Work required — Copy each line exactly. Drop every picture.

Material shown —

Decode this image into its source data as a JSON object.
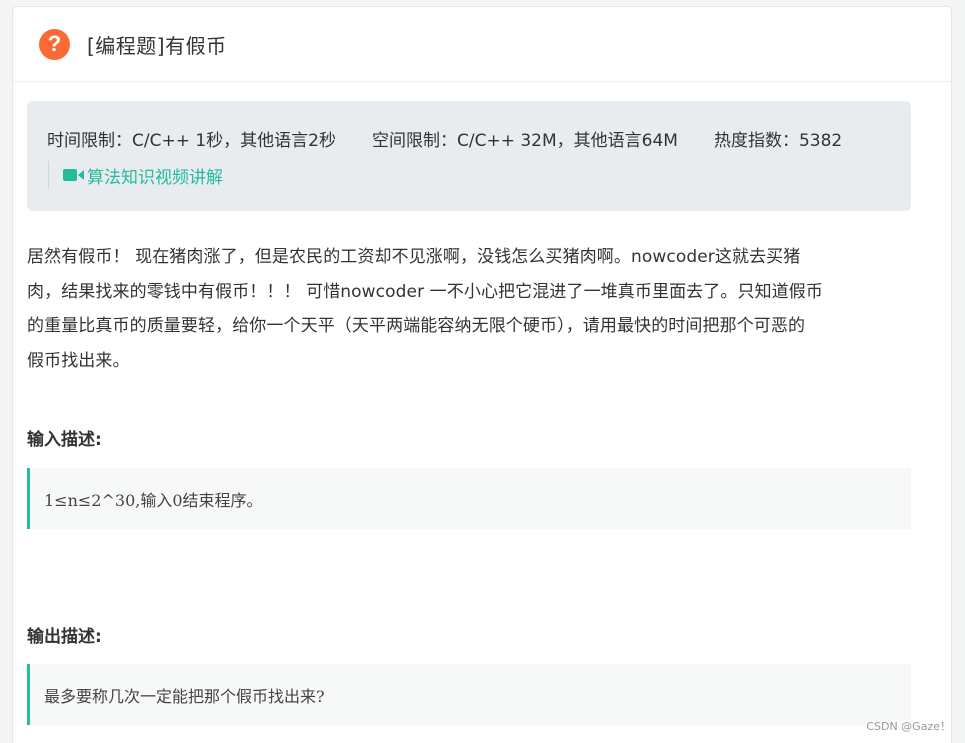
{
  "header": {
    "icon": "question-icon",
    "icon_glyph": "?",
    "title": "[编程题]有假币"
  },
  "meta": {
    "time_limit": "时间限制：C/C++ 1秒，其他语言2秒",
    "space_limit": "空间限制：C/C++ 32M，其他语言64M",
    "heat": "热度指数：5382",
    "video_link": "算法知识视频讲解"
  },
  "description": {
    "lines": [
      "居然有假币！ 现在猪肉涨了，但是农民的工资却不见涨啊，没钱怎么买猪肉啊。nowcoder这就去买猪",
      "肉，结果找来的零钱中有假币！！！ 可惜nowcoder 一不小心把它混进了一堆真币里面去了。只知道假币",
      "的重量比真币的质量要轻，给你一个天平（天平两端能容纳无限个硬币），请用最快的时间把那个可恶的",
      "假币找出来。"
    ]
  },
  "input": {
    "title": "输入描述:",
    "text": "1≤n≤2^30,输入0结束程序。"
  },
  "output": {
    "title": "输出描述:",
    "text": "最多要称几次一定能把那个假币找出来?"
  },
  "watermark": "CSDN @Gaze！",
  "colors": {
    "accent": "#25bb9b",
    "question_icon": "#fa6a35",
    "meta_bg": "#e8ecef"
  }
}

Correct response —
Decode this image into its source data as a JSON object.
{
  "header": {
    "icon": "question-icon",
    "icon_glyph": "?",
    "title": "[编程题]有假币"
  },
  "meta": {
    "time_limit": "时间限制：C/C++ 1秒，其他语言2秒",
    "space_limit": "空间限制：C/C++ 32M，其他语言64M",
    "heat": "热度指数：5382",
    "video_link": "算法知识视频讲解"
  },
  "description": {
    "lines": [
      "居然有假币！ 现在猪肉涨了，但是农民的工资却不见涨啊，没钱怎么买猪肉啊。nowcoder这就去买猪",
      "肉，结果找来的零钱中有假币！！！ 可惜nowcoder 一不小心把它混进了一堆真币里面去了。只知道假币",
      "的重量比真币的质量要轻，给你一个天平（天平两端能容纳无限个硬币），请用最快的时间把那个可恶的",
      "假币找出来。"
    ]
  },
  "input": {
    "title": "输入描述:",
    "text": "1≤n≤2^30,输入0结束程序。"
  },
  "output": {
    "title": "输出描述:",
    "text": "最多要称几次一定能把那个假币找出来?"
  },
  "watermark": "CSDN @Gaze！",
  "colors": {
    "accent": "#25bb9b",
    "question_icon": "#fa6a35",
    "meta_bg": "#e8ecef"
  }
}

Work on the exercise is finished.